• _Exercise_: Set all the material down again unchanged, without the pictures.

• _Supplied material_:

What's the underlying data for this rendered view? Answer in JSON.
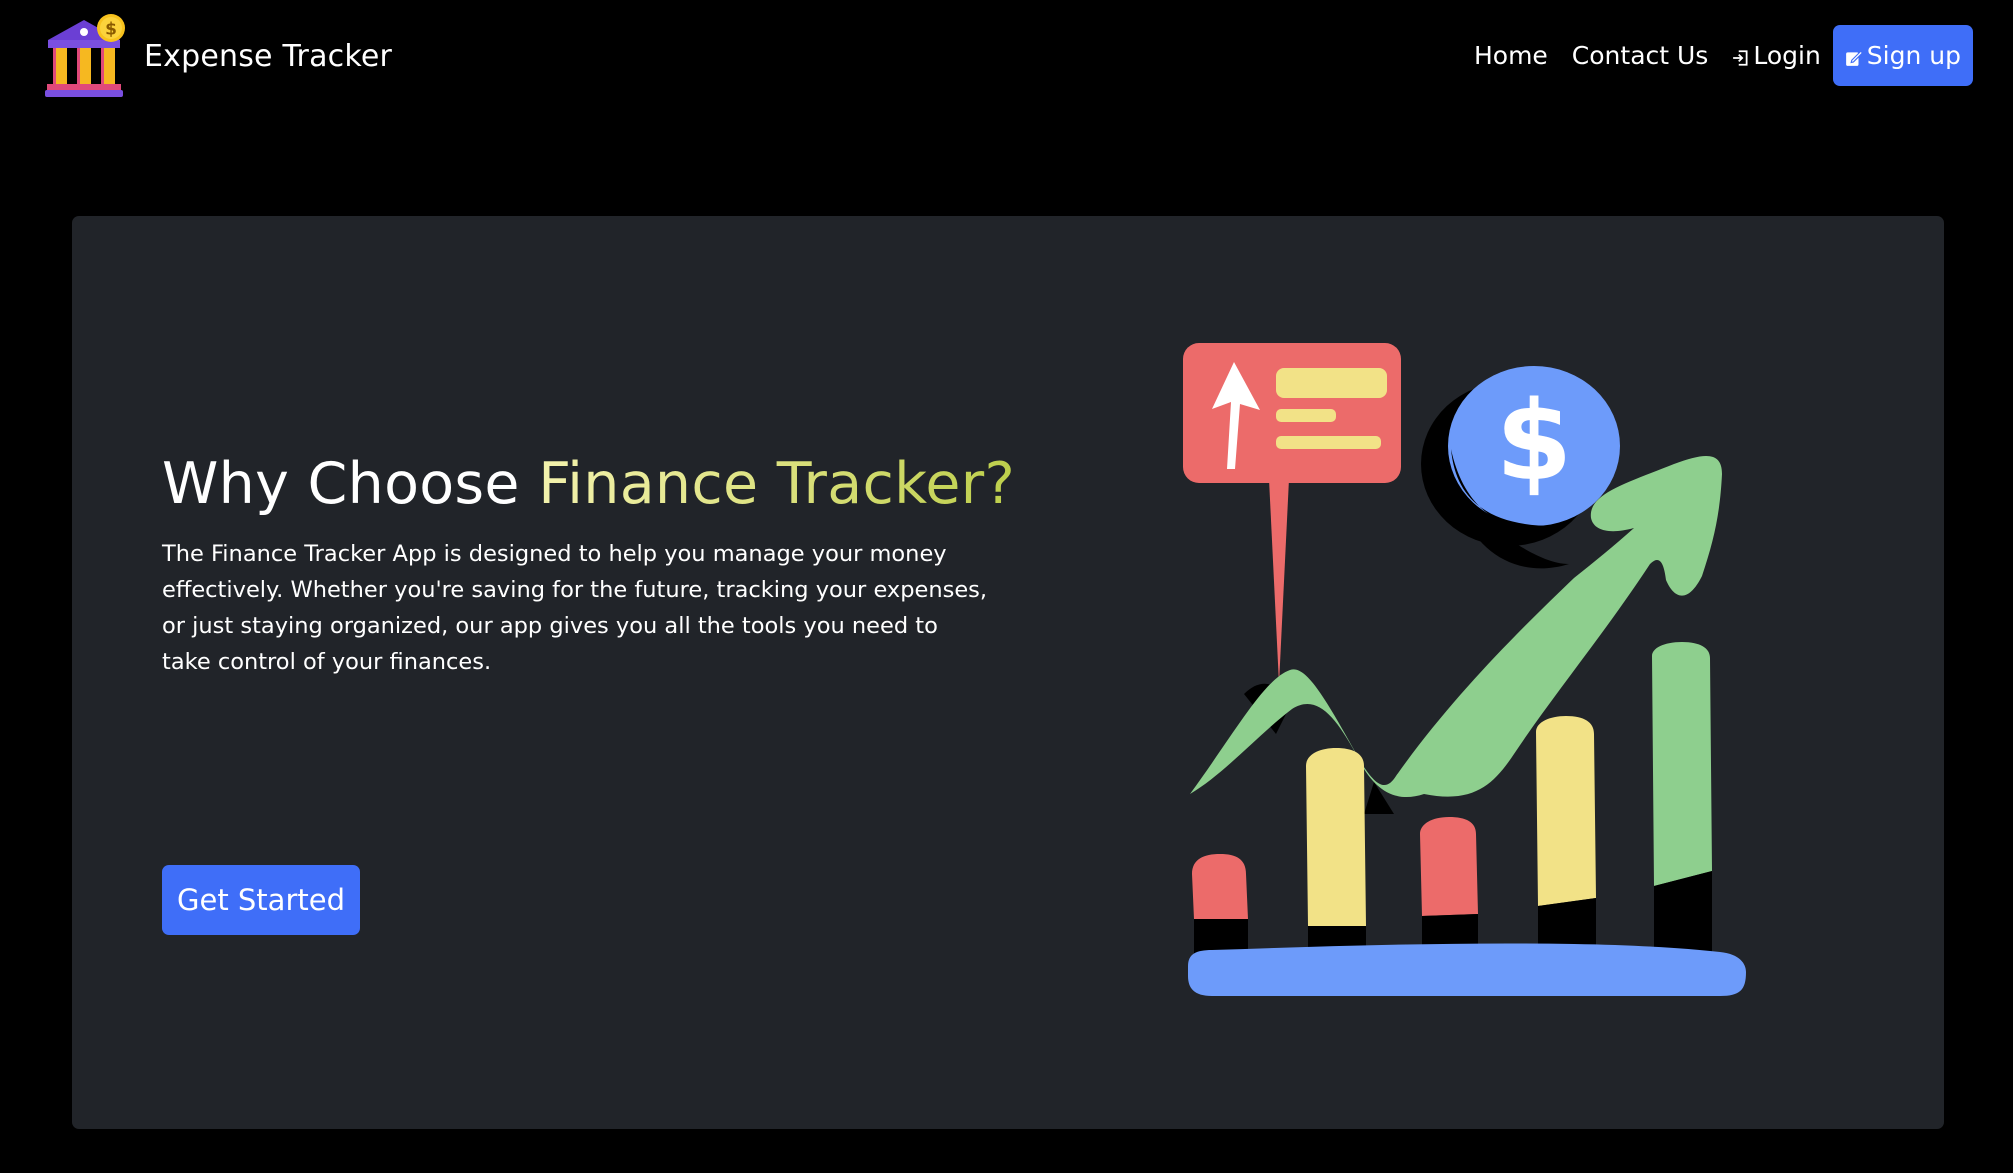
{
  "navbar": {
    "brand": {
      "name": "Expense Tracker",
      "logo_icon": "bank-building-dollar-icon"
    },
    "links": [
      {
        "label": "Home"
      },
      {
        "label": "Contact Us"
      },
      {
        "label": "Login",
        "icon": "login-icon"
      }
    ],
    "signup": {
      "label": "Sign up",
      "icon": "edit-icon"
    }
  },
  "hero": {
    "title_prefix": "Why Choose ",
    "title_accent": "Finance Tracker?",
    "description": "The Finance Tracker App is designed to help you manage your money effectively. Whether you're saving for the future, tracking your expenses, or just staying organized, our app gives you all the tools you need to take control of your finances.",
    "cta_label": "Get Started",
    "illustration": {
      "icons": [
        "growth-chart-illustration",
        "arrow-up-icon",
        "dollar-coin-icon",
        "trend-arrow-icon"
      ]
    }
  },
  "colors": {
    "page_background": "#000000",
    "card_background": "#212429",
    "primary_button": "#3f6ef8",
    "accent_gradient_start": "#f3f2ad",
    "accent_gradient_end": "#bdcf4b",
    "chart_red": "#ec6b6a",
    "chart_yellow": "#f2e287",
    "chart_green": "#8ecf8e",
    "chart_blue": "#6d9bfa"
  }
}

• _Exercise result_:
What's the underlying data for this rendered view? Answer in JSON.
{
  "navbar": {
    "brand": {
      "name": "Expense Tracker",
      "logo_icon": "bank-building-dollar-icon"
    },
    "links": [
      {
        "label": "Home"
      },
      {
        "label": "Contact Us"
      },
      {
        "label": "Login",
        "icon": "login-icon"
      }
    ],
    "signup": {
      "label": "Sign up",
      "icon": "edit-icon"
    }
  },
  "hero": {
    "title_prefix": "Why Choose ",
    "title_accent": "Finance Tracker?",
    "description": "The Finance Tracker App is designed to help you manage your money effectively. Whether you're saving for the future, tracking your expenses, or just staying organized, our app gives you all the tools you need to take control of your finances.",
    "cta_label": "Get Started",
    "illustration": {
      "icons": [
        "growth-chart-illustration",
        "arrow-up-icon",
        "dollar-coin-icon",
        "trend-arrow-icon"
      ]
    }
  },
  "colors": {
    "page_background": "#000000",
    "card_background": "#212429",
    "primary_button": "#3f6ef8",
    "accent_gradient_start": "#f3f2ad",
    "accent_gradient_end": "#bdcf4b",
    "chart_red": "#ec6b6a",
    "chart_yellow": "#f2e287",
    "chart_green": "#8ecf8e",
    "chart_blue": "#6d9bfa"
  }
}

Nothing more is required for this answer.